◆ PROBLEM TO WORK ON ◆
Could you extract every entry below and reproduce it exactly?

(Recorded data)
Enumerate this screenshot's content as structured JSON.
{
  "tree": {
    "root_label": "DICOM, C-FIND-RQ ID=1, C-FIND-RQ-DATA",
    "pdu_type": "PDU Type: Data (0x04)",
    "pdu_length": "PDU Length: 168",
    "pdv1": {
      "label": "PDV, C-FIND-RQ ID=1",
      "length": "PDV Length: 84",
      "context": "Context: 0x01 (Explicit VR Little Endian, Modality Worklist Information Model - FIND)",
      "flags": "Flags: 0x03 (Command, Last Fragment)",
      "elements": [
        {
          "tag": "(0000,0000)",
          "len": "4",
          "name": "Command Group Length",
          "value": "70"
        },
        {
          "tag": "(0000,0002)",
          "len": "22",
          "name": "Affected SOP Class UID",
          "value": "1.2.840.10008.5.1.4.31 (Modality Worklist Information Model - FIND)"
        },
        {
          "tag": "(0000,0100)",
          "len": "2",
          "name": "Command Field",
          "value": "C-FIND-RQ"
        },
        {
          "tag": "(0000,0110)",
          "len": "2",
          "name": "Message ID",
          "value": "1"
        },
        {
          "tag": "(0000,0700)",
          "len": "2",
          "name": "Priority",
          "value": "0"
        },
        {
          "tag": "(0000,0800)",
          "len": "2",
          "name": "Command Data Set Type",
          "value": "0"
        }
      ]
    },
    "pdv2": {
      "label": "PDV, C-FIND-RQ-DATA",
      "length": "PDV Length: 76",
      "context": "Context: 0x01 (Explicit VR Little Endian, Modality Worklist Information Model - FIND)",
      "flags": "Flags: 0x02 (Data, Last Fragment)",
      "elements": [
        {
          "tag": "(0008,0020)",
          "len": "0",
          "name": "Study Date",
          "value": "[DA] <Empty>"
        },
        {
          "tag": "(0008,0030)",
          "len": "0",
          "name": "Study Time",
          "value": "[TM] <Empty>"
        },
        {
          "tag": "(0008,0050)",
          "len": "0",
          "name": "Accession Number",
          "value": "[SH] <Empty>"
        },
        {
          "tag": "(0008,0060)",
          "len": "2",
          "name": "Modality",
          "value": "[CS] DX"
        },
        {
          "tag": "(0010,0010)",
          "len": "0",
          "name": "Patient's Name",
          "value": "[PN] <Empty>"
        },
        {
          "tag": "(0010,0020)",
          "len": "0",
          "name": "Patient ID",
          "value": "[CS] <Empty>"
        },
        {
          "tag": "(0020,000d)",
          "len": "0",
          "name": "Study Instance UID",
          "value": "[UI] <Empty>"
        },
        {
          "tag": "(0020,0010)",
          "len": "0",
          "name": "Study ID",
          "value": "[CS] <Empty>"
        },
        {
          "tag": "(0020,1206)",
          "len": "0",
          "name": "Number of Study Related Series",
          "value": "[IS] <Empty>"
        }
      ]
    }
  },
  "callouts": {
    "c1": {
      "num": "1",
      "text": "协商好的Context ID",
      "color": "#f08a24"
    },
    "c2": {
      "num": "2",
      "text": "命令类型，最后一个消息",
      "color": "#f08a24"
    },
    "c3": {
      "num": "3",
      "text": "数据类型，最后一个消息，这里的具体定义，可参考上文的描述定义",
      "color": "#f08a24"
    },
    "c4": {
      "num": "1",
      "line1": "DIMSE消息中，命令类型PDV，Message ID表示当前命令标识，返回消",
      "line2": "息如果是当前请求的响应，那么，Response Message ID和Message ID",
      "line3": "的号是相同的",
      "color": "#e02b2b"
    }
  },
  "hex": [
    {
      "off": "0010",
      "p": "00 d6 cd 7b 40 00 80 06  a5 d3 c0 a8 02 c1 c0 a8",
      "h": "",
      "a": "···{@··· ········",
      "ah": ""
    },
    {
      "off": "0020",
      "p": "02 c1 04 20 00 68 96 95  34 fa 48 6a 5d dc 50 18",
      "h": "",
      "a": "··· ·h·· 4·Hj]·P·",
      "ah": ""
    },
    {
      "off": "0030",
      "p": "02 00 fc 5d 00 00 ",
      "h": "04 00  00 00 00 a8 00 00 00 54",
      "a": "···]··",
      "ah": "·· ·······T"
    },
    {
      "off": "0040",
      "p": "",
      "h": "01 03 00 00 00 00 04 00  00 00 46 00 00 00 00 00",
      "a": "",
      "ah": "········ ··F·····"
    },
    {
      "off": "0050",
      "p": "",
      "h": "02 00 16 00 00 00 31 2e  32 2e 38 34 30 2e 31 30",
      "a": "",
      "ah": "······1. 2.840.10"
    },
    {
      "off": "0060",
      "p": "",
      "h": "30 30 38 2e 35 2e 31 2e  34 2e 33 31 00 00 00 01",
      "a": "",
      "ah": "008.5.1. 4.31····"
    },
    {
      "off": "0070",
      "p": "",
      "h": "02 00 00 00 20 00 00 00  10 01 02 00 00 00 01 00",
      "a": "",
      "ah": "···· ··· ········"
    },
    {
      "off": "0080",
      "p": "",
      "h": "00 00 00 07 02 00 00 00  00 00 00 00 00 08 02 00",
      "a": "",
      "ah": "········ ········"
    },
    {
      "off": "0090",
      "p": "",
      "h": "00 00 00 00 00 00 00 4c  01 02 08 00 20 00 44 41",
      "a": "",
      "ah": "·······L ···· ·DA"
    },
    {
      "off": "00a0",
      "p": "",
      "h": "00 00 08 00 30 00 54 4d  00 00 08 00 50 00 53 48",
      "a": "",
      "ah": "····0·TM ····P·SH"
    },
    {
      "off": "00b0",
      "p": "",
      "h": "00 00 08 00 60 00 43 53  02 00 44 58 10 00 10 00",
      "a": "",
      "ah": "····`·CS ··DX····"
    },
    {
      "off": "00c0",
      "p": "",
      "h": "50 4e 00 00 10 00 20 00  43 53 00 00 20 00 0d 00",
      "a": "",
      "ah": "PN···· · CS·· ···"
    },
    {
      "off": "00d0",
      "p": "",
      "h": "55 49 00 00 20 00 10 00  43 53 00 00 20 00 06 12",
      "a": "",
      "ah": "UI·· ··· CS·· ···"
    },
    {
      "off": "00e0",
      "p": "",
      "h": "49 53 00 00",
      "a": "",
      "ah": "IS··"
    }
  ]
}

◆ TASK RESULT ◆
Enumerate this screenshot's content as structured JSON.
{
  "tree": {
    "root_label": "DICOM, C-FIND-RQ ID=1, C-FIND-RQ-DATA",
    "pdu_type": "PDU Type: Data (0x04)",
    "pdu_length": "PDU Length: 168",
    "pdv1": {
      "label": "PDV, C-FIND-RQ ID=1",
      "length": "PDV Length: 84",
      "context": "Context: 0x01 (Explicit VR Little Endian, Modality Worklist Information Model - FIND)",
      "flags": "Flags: 0x03 (Command, Last Fragment)",
      "elements": [
        {
          "tag": "(0000,0000)",
          "len": "4",
          "name": "Command Group Length",
          "value": "70"
        },
        {
          "tag": "(0000,0002)",
          "len": "22",
          "name": "Affected SOP Class UID",
          "value": "1.2.840.10008.5.1.4.31 (Modality Worklist Information Model - FIND)"
        },
        {
          "tag": "(0000,0100)",
          "len": "2",
          "name": "Command Field",
          "value": "C-FIND-RQ"
        },
        {
          "tag": "(0000,0110)",
          "len": "2",
          "name": "Message ID",
          "value": "1"
        },
        {
          "tag": "(0000,0700)",
          "len": "2",
          "name": "Priority",
          "value": "0"
        },
        {
          "tag": "(0000,0800)",
          "len": "2",
          "name": "Command Data Set Type",
          "value": "0"
        }
      ]
    },
    "pdv2": {
      "label": "PDV, C-FIND-RQ-DATA",
      "length": "PDV Length: 76",
      "context": "Context: 0x01 (Explicit VR Little Endian, Modality Worklist Information Model - FIND)",
      "flags": "Flags: 0x02 (Data, Last Fragment)",
      "elements": [
        {
          "tag": "(0008,0020)",
          "len": "0",
          "name": "Study Date",
          "value": "[DA] <Empty>"
        },
        {
          "tag": "(0008,0030)",
          "len": "0",
          "name": "Study Time",
          "value": "[TM] <Empty>"
        },
        {
          "tag": "(0008,0050)",
          "len": "0",
          "name": "Accession Number",
          "value": "[SH] <Empty>"
        },
        {
          "tag": "(0008,0060)",
          "len": "2",
          "name": "Modality",
          "value": "[CS] DX"
        },
        {
          "tag": "(0010,0010)",
          "len": "0",
          "name": "Patient's Name",
          "value": "[PN] <Empty>"
        },
        {
          "tag": "(0010,0020)",
          "len": "0",
          "name": "Patient ID",
          "value": "[CS] <Empty>"
        },
        {
          "tag": "(0020,000d)",
          "len": "0",
          "name": "Study Instance UID",
          "value": "[UI] <Empty>"
        },
        {
          "tag": "(0020,0010)",
          "len": "0",
          "name": "Study ID",
          "value": "[CS] <Empty>"
        },
        {
          "tag": "(0020,1206)",
          "len": "0",
          "name": "Number of Study Related Series",
          "value": "[IS] <Empty>"
        }
      ]
    }
  },
  "callouts": {
    "c1": {
      "num": "1",
      "text": "协商好的Context ID",
      "color": "#f08a24"
    },
    "c2": {
      "num": "2",
      "text": "命令类型，最后一个消息",
      "color": "#f08a24"
    },
    "c3": {
      "num": "3",
      "text": "数据类型，最后一个消息，这里的具体定义，可参考上文的描述定义",
      "color": "#f08a24"
    },
    "c4": {
      "num": "1",
      "line1": "DIMSE消息中，命令类型PDV，Message ID表示当前命令标识，返回消",
      "line2": "息如果是当前请求的响应，那么，Response Message ID和Message ID",
      "line3": "的号是相同的",
      "color": "#e02b2b"
    }
  },
  "hex": [
    {
      "off": "0010",
      "p": "00 d6 cd 7b 40 00 80 06  a5 d3 c0 a8 02 c1 c0 a8",
      "h": "",
      "a": "···{@··· ········",
      "ah": ""
    },
    {
      "off": "0020",
      "p": "02 c1 04 20 00 68 96 95  34 fa 48 6a 5d dc 50 18",
      "h": "",
      "a": "··· ·h·· 4·Hj]·P·",
      "ah": ""
    },
    {
      "off": "0030",
      "p": "02 00 fc 5d 00 00 ",
      "h": "04 00  00 00 00 a8 00 00 00 54",
      "a": "···]··",
      "ah": "·· ·······T"
    },
    {
      "off": "0040",
      "p": "",
      "h": "01 03 00 00 00 00 04 00  00 00 46 00 00 00 00 00",
      "a": "",
      "ah": "········ ··F·····"
    },
    {
      "off": "0050",
      "p": "",
      "h": "02 00 16 00 00 00 31 2e  32 2e 38 34 30 2e 31 30",
      "a": "",
      "ah": "······1. 2.840.10"
    },
    {
      "off": "0060",
      "p": "",
      "h": "30 30 38 2e 35 2e 31 2e  34 2e 33 31 00 00 00 01",
      "a": "",
      "ah": "008.5.1. 4.31····"
    },
    {
      "off": "0070",
      "p": "",
      "h": "02 00 00 00 20 00 00 00  10 01 02 00 00 00 01 00",
      "a": "",
      "ah": "···· ··· ········"
    },
    {
      "off": "0080",
      "p": "",
      "h": "00 00 00 07 02 00 00 00  00 00 00 00 00 08 02 00",
      "a": "",
      "ah": "········ ········"
    },
    {
      "off": "0090",
      "p": "",
      "h": "00 00 00 00 00 00 00 4c  01 02 08 00 20 00 44 41",
      "a": "",
      "ah": "·······L ···· ·DA"
    },
    {
      "off": "00a0",
      "p": "",
      "h": "00 00 08 00 30 00 54 4d  00 00 08 00 50 00 53 48",
      "a": "",
      "ah": "····0·TM ····P·SH"
    },
    {
      "off": "00b0",
      "p": "",
      "h": "00 00 08 00 60 00 43 53  02 00 44 58 10 00 10 00",
      "a": "",
      "ah": "····`·CS ··DX····"
    },
    {
      "off": "00c0",
      "p": "",
      "h": "50 4e 00 00 10 00 20 00  43 53 00 00 20 00 0d 00",
      "a": "",
      "ah": "PN···· · CS·· ···"
    },
    {
      "off": "00d0",
      "p": "",
      "h": "55 49 00 00 20 00 10 00  43 53 00 00 20 00 06 12",
      "a": "",
      "ah": "UI·· ··· CS·· ···"
    },
    {
      "off": "00e0",
      "p": "",
      "h": "49 53 00 00",
      "a": "",
      "ah": "IS··"
    }
  ]
}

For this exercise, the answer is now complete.